#### Data provided
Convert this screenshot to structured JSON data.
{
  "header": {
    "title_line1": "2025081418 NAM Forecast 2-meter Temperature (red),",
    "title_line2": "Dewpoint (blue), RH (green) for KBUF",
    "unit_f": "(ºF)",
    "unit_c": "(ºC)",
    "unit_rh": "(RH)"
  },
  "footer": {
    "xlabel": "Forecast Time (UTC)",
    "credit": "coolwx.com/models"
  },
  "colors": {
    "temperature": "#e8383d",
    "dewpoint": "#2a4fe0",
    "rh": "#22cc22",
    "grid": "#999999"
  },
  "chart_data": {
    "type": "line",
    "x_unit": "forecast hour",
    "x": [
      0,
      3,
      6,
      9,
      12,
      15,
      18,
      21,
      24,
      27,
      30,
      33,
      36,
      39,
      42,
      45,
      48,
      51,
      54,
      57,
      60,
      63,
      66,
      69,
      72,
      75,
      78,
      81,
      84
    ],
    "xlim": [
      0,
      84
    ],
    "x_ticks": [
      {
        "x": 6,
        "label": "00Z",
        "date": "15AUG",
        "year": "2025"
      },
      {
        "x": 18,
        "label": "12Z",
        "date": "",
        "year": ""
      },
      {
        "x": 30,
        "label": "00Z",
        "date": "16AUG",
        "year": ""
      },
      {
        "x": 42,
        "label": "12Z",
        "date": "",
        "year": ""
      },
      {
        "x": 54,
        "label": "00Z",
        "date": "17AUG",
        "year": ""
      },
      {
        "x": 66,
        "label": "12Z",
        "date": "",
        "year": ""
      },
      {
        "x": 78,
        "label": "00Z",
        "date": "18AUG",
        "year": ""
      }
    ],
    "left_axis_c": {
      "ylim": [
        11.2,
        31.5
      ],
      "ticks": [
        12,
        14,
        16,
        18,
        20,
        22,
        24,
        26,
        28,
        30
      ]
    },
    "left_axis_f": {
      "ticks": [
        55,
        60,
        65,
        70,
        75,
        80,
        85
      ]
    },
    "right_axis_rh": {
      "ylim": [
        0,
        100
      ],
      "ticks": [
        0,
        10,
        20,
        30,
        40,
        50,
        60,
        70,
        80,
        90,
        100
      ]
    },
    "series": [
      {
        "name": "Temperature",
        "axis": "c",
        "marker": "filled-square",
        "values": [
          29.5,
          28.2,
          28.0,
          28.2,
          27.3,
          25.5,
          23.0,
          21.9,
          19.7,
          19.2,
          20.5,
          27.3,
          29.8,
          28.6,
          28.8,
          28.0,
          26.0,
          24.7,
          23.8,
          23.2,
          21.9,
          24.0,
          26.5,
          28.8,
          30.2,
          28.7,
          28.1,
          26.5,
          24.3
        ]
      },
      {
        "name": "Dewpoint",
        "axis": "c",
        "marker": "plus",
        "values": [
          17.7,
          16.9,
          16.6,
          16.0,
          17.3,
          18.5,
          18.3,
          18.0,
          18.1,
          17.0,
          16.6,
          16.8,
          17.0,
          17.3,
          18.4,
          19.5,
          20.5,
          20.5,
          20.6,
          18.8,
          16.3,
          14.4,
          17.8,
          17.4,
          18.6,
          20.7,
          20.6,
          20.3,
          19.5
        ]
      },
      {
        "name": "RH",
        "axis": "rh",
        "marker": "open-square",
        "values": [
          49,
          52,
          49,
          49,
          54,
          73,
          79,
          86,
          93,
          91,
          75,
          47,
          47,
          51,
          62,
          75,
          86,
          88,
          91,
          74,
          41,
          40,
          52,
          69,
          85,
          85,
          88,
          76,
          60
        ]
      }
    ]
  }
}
########
## [Short problem]
Without leaving anything out, give the entries again exactly.

## [Complete output]
Convert this screenshot to structured JSON data.
{
  "header": {
    "title_line1": "2025081418 NAM Forecast 2-meter Temperature (red),",
    "title_line2": "Dewpoint (blue), RH (green) for KBUF",
    "unit_f": "(ºF)",
    "unit_c": "(ºC)",
    "unit_rh": "(RH)"
  },
  "footer": {
    "xlabel": "Forecast Time (UTC)",
    "credit": "coolwx.com/models"
  },
  "colors": {
    "temperature": "#e8383d",
    "dewpoint": "#2a4fe0",
    "rh": "#22cc22",
    "grid": "#999999"
  },
  "chart_data": {
    "type": "line",
    "x_unit": "forecast hour",
    "x": [
      0,
      3,
      6,
      9,
      12,
      15,
      18,
      21,
      24,
      27,
      30,
      33,
      36,
      39,
      42,
      45,
      48,
      51,
      54,
      57,
      60,
      63,
      66,
      69,
      72,
      75,
      78,
      81,
      84
    ],
    "xlim": [
      0,
      84
    ],
    "x_ticks": [
      {
        "x": 6,
        "label": "00Z",
        "date": "15AUG",
        "year": "2025"
      },
      {
        "x": 18,
        "label": "12Z",
        "date": "",
        "year": ""
      },
      {
        "x": 30,
        "label": "00Z",
        "date": "16AUG",
        "year": ""
      },
      {
        "x": 42,
        "label": "12Z",
        "date": "",
        "year": ""
      },
      {
        "x": 54,
        "label": "00Z",
        "date": "17AUG",
        "year": ""
      },
      {
        "x": 66,
        "label": "12Z",
        "date": "",
        "year": ""
      },
      {
        "x": 78,
        "label": "00Z",
        "date": "18AUG",
        "year": ""
      }
    ],
    "left_axis_c": {
      "ylim": [
        11.2,
        31.5
      ],
      "ticks": [
        12,
        14,
        16,
        18,
        20,
        22,
        24,
        26,
        28,
        30
      ]
    },
    "left_axis_f": {
      "ticks": [
        55,
        60,
        65,
        70,
        75,
        80,
        85
      ]
    },
    "right_axis_rh": {
      "ylim": [
        0,
        100
      ],
      "ticks": [
        0,
        10,
        20,
        30,
        40,
        50,
        60,
        70,
        80,
        90,
        100
      ]
    },
    "series": [
      {
        "name": "Temperature",
        "axis": "c",
        "marker": "filled-square",
        "values": [
          29.5,
          28.2,
          28.0,
          28.2,
          27.3,
          25.5,
          23.0,
          21.9,
          19.7,
          19.2,
          20.5,
          27.3,
          29.8,
          28.6,
          28.8,
          28.0,
          26.0,
          24.7,
          23.8,
          23.2,
          21.9,
          24.0,
          26.5,
          28.8,
          30.2,
          28.7,
          28.1,
          26.5,
          24.3
        ]
      },
      {
        "name": "Dewpoint",
        "axis": "c",
        "marker": "plus",
        "values": [
          17.7,
          16.9,
          16.6,
          16.0,
          17.3,
          18.5,
          18.3,
          18.0,
          18.1,
          17.0,
          16.6,
          16.8,
          17.0,
          17.3,
          18.4,
          19.5,
          20.5,
          20.5,
          20.6,
          18.8,
          16.3,
          14.4,
          17.8,
          17.4,
          18.6,
          20.7,
          20.6,
          20.3,
          19.5
        ]
      },
      {
        "name": "RH",
        "axis": "rh",
        "marker": "open-square",
        "values": [
          49,
          52,
          49,
          49,
          54,
          73,
          79,
          86,
          93,
          91,
          75,
          47,
          47,
          51,
          62,
          75,
          86,
          88,
          91,
          74,
          41,
          40,
          52,
          69,
          85,
          85,
          88,
          76,
          60
        ]
      }
    ]
  }
}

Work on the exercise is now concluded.